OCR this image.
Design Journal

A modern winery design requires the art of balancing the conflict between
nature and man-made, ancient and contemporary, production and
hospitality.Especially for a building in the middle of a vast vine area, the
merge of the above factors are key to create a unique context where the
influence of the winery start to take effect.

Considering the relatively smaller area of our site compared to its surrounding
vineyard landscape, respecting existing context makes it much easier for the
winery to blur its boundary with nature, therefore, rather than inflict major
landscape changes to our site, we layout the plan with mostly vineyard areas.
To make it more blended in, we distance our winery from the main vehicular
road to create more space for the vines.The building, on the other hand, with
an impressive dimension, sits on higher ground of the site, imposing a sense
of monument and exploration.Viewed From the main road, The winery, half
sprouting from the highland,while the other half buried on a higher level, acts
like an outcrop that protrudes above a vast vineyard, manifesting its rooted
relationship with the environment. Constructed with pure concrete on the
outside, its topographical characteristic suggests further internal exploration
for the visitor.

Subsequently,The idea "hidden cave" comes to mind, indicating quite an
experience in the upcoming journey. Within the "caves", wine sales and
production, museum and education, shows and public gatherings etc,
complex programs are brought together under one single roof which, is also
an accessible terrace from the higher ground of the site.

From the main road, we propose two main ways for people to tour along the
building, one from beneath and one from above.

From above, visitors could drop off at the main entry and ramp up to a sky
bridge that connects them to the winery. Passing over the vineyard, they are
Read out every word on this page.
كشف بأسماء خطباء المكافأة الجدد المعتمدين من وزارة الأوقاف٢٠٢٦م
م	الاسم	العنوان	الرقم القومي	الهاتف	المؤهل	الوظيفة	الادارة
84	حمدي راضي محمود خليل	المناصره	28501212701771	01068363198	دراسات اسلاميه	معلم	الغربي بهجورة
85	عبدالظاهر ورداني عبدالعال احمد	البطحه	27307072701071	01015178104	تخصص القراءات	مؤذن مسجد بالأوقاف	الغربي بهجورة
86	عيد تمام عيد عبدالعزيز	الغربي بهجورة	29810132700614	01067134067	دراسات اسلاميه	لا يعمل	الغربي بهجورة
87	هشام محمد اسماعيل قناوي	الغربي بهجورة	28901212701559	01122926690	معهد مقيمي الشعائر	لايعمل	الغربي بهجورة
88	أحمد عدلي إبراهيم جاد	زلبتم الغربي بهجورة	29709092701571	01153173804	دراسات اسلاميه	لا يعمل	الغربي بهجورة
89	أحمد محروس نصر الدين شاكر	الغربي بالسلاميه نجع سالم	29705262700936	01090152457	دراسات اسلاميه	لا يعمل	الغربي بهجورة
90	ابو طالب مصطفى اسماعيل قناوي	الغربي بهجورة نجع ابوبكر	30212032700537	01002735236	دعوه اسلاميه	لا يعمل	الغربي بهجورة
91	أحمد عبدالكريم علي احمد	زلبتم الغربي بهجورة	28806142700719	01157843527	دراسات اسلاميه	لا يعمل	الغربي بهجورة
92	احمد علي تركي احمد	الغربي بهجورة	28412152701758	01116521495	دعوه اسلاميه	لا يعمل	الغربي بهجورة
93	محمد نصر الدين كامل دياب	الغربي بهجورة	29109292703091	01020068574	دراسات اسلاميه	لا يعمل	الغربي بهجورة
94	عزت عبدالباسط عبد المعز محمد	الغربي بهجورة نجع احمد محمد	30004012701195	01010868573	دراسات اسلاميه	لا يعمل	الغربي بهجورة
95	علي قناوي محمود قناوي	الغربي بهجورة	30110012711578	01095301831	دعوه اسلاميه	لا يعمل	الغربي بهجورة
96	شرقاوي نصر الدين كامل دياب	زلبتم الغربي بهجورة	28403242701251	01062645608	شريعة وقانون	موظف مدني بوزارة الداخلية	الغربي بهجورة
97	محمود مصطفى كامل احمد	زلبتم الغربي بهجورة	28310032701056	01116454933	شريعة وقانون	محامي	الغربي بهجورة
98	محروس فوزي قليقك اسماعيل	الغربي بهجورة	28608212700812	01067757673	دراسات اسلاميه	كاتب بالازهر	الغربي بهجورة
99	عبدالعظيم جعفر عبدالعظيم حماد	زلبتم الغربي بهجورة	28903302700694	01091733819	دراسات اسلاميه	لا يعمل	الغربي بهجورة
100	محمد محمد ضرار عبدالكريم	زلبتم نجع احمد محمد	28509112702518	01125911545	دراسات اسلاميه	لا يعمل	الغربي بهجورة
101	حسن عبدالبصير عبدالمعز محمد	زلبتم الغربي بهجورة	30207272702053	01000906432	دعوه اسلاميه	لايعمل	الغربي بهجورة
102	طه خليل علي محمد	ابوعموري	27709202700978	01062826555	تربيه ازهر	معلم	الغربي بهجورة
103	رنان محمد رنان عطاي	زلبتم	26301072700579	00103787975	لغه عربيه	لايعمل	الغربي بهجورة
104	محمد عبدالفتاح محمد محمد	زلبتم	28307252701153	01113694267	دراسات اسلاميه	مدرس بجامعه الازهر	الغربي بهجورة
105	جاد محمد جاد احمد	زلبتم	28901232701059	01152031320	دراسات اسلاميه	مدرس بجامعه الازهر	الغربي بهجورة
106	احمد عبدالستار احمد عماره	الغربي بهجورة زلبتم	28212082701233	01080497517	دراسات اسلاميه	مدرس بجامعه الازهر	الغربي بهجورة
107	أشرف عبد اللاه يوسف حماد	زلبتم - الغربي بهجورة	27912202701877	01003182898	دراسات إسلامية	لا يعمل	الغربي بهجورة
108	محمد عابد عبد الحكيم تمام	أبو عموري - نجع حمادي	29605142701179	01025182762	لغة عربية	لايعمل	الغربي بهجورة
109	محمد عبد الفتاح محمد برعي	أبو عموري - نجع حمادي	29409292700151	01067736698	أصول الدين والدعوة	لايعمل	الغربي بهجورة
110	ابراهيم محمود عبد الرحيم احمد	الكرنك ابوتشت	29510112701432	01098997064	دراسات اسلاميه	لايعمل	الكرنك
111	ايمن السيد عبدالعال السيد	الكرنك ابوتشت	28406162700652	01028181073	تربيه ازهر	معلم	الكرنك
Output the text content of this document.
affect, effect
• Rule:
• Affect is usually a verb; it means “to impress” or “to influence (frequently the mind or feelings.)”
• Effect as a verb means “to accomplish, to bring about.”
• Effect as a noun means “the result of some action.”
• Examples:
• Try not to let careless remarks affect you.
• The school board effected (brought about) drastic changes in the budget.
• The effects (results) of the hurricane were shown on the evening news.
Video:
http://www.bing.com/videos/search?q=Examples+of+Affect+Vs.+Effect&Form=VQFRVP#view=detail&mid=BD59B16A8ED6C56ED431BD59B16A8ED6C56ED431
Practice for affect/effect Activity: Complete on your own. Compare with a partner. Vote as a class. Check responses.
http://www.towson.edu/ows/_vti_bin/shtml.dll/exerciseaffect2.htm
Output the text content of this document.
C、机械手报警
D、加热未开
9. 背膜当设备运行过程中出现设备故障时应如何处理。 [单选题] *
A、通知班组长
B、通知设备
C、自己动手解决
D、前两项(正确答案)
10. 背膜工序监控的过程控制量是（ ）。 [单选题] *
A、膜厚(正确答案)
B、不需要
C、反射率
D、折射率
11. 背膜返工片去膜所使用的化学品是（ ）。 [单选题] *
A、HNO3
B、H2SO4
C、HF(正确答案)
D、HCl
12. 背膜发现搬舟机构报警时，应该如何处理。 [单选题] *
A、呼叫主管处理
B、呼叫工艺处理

•••••

▶ **Prompt**
Write out every entry again exactly, please, with nothing missing.

▶ **Answer**
OCR this image.
Design Journal

A modern winery design requires the art of balancing the conflict between
nature and man-made, ancient and contemporary, production and
hospitality.Especially for a building in the middle of a vast vine area, the
merge of the above factors are key to create a unique context where the
influence of the winery start to take effect.

Considering the relatively smaller area of our site compared to its surrounding
vineyard landscape, respecting existing context makes it much easier for the
winery to blur its boundary with nature, therefore, rather than inflict major
landscape changes to our site, we layout the plan with mostly vineyard areas.
To make it more blended in, we distance our winery from the main vehicular
road to create more space for the vines.The building, on the other hand, with
an impressive dimension, sits on higher ground of the site, imposing a sense
of monument and exploration.Viewed From the main road, The winery, half
sprouting from the highland,while the other half buried on a higher level, acts
like an outcrop that protrudes above a vast vineyard, manifesting its rooted
relationship with the environment. Constructed with pure concrete on the
outside, its topographical characteristic suggests further internal exploration
for the visitor.

Subsequently,The idea "hidden cave" comes to mind, indicating quite an
experience in the upcoming journey. Within the "caves", wine sales and
production, museum and education, shows and public gatherings etc,
complex programs are brought together under one single roof which, is also
an accessible terrace from the higher ground of the site.

From the main road, we propose two main ways for people to tour along the
building, one from beneath and one from above.

From above, visitors could drop off at the main entry and ramp up to a sky
bridge that connects them to the winery. Passing over the vineyard, they are
Read out every word on this page.
كشف بأسماء خطباء المكافأة الجدد المعتمدين من وزارة الأوقاف٢٠٢٦م
م	الاسم	العنوان	الرقم القومي	الهاتف	المؤهل	الوظيفة	الادارة
84	حمدي راضي محمود خليل	المناصره	28501212701771	01068363198	دراسات اسلاميه	معلم	الغربي بهجورة
85	عبدالظاهر ورداني عبدالعال احمد	البطحه	27307072701071	01015178104	تخصص القراءات	مؤذن مسجد بالأوقاف	الغربي بهجورة
86	عيد تمام عيد عبدالعزيز	الغربي بهجورة	29810132700614	01067134067	دراسات اسلاميه	لا يعمل	الغربي بهجورة
87	هشام محمد اسماعيل قناوي	الغربي بهجورة	28901212701559	01122926690	معهد مقيمي الشعائر	لايعمل	الغربي بهجورة
88	أحمد عدلي إبراهيم جاد	زلبتم الغربي بهجورة	29709092701571	01153173804	دراسات اسلاميه	لا يعمل	الغربي بهجورة
89	أحمد محروس نصر الدين شاكر	الغربي بالسلاميه نجع سالم	29705262700936	01090152457	دراسات اسلاميه	لا يعمل	الغربي بهجورة
90	ابو طالب مصطفى اسماعيل قناوي	الغربي بهجورة نجع ابوبكر	30212032700537	01002735236	دعوه اسلاميه	لا يعمل	الغربي بهجورة
91	أحمد عبدالكريم علي احمد	زلبتم الغربي بهجورة	28806142700719	01157843527	دراسات اسلاميه	لا يعمل	الغربي بهجورة
92	احمد علي تركي احمد	الغربي بهجورة	28412152701758	01116521495	دعوه اسلاميه	لا يعمل	الغربي بهجورة
93	محمد نصر الدين كامل دياب	الغربي بهجورة	29109292703091	01020068574	دراسات اسلاميه	لا يعمل	الغربي بهجورة
94	عزت عبدالباسط عبد المعز محمد	الغربي بهجورة نجع احمد محمد	30004012701195	01010868573	دراسات اسلاميه	لا يعمل	الغربي بهجورة
95	علي قناوي محمود قناوي	الغربي بهجورة	30110012711578	01095301831	دعوه اسلاميه	لا يعمل	الغربي بهجورة
96	شرقاوي نصر الدين كامل دياب	زلبتم الغربي بهجورة	28403242701251	01062645608	شريعة وقانون	موظف مدني بوزارة الداخلية	الغربي بهجورة
97	محمود مصطفى كامل احمد	زلبتم الغربي بهجورة	28310032701056	01116454933	شريعة وقانون	محامي	الغربي بهجورة
98	محروس فوزي قليقك اسماعيل	الغربي بهجورة	28608212700812	01067757673	دراسات اسلاميه	كاتب بالازهر	الغربي بهجورة
99	عبدالعظيم جعفر عبدالعظيم حماد	زلبتم الغربي بهجورة	28903302700694	01091733819	دراسات اسلاميه	لا يعمل	الغربي بهجورة
100	محمد محمد ضرار عبدالكريم	زلبتم نجع احمد محمد	28509112702518	01125911545	دراسات اسلاميه	لا يعمل	الغربي بهجورة
101	حسن عبدالبصير عبدالمعز محمد	زلبتم الغربي بهجورة	30207272702053	01000906432	دعوه اسلاميه	لايعمل	الغربي بهجورة
102	طه خليل علي محمد	ابوعموري	27709202700978	01062826555	تربيه ازهر	معلم	الغربي بهجورة
103	رنان محمد رنان عطاي	زلبتم	26301072700579	00103787975	لغه عربيه	لايعمل	الغربي بهجورة
104	محمد عبدالفتاح محمد محمد	زلبتم	28307252701153	01113694267	دراسات اسلاميه	مدرس بجامعه الازهر	الغربي بهجورة
105	جاد محمد جاد احمد	زلبتم	28901232701059	01152031320	دراسات اسلاميه	مدرس بجامعه الازهر	الغربي بهجورة
106	احمد عبدالستار احمد عماره	الغربي بهجورة زلبتم	28212082701233	01080497517	دراسات اسلاميه	مدرس بجامعه الازهر	الغربي بهجورة
107	أشرف عبد اللاه يوسف حماد	زلبتم - الغربي بهجورة	27912202701877	01003182898	دراسات إسلامية	لا يعمل	الغربي بهجورة
108	محمد عابد عبد الحكيم تمام	أبو عموري - نجع حمادي	29605142701179	01025182762	لغة عربية	لايعمل	الغربي بهجورة
109	محمد عبد الفتاح محمد برعي	أبو عموري - نجع حمادي	29409292700151	01067736698	أصول الدين والدعوة	لايعمل	الغربي بهجورة
110	ابراهيم محمود عبد الرحيم احمد	الكرنك ابوتشت	29510112701432	01098997064	دراسات اسلاميه	لايعمل	الكرنك
111	ايمن السيد عبدالعال السيد	الكرنك ابوتشت	28406162700652	01028181073	تربيه ازهر	معلم	الكرنك
Output the text content of this document.
affect, effect
• Rule:
• Affect is usually a verb; it means “to impress” or “to influence (frequently the mind or feelings.)”
• Effect as a verb means “to accomplish, to bring about.”
• Effect as a noun means “the result of some action.”
• Examples:
• Try not to let careless remarks affect you.
• The school board effected (brought about) drastic changes in the budget.
• The effects (results) of the hurricane were shown on the evening news.
Video:
http://www.bing.com/videos/search?q=Examples+of+Affect+Vs.+Effect&Form=VQFRVP#view=detail&mid=BD59B16A8ED6C56ED431BD59B16A8ED6C56ED431
Practice for affect/effect Activity: Complete on your own. Compare with a partner. Vote as a class. Check responses.
http://www.towson.edu/ows/_vti_bin/shtml.dll/exerciseaffect2.htm
Output the text content of this document.
C、机械手报警
D、加热未开
9. 背膜当设备运行过程中出现设备故障时应如何处理。 [单选题] *
A、通知班组长
B、通知设备
C、自己动手解决
D、前两项(正确答案)
10. 背膜工序监控的过程控制量是（ ）。 [单选题] *
A、膜厚(正确答案)
B、不需要
C、反射率
D、折射率
11. 背膜返工片去膜所使用的化学品是（ ）。 [单选题] *
A、HNO3
B、H2SO4
C、HF(正确答案)
D、HCl
12. 背膜发现搬舟机构报警时，应该如何处理。 [单选题] *
A、呼叫主管处理
B、呼叫工艺处理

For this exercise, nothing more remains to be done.